Check each line below for the word "Parameters", and copy those that have it.

[start of MATERIALS PROVIDED]

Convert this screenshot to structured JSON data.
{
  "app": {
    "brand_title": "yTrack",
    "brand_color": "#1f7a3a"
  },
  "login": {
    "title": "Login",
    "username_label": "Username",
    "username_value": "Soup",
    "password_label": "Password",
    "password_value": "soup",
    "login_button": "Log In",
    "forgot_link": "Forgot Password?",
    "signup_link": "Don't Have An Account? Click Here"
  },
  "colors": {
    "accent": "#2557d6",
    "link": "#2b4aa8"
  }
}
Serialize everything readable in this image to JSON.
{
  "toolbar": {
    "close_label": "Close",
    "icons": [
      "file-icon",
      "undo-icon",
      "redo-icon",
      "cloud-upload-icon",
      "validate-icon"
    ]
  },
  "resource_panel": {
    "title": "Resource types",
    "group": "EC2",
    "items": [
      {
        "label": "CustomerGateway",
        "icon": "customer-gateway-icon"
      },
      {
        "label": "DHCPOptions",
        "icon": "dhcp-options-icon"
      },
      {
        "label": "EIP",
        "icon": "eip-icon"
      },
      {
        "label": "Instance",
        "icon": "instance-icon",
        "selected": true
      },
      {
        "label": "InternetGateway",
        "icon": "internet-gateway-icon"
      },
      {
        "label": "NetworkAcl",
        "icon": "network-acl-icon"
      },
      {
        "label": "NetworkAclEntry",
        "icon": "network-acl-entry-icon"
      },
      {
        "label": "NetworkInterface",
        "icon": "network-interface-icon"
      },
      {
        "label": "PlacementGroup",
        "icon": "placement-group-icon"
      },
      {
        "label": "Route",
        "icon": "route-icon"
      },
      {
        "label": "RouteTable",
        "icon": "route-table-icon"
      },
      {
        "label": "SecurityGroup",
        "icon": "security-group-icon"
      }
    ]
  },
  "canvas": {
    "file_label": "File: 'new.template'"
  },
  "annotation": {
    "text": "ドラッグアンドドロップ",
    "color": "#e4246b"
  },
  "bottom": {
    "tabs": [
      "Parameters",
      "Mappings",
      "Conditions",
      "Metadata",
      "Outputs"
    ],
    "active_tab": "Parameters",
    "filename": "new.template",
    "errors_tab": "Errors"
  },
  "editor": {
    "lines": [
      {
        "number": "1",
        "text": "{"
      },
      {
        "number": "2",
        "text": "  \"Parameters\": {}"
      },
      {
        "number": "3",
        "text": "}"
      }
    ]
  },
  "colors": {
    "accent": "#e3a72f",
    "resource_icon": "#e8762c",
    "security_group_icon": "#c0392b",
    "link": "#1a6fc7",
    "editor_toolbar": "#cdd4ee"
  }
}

[end of MATERIALS PROVIDED]

WRITTEN SOLUTION:
      "Parameters",
    "active_tab": "Parameters",
        "text": "  \"Parameters\": {}"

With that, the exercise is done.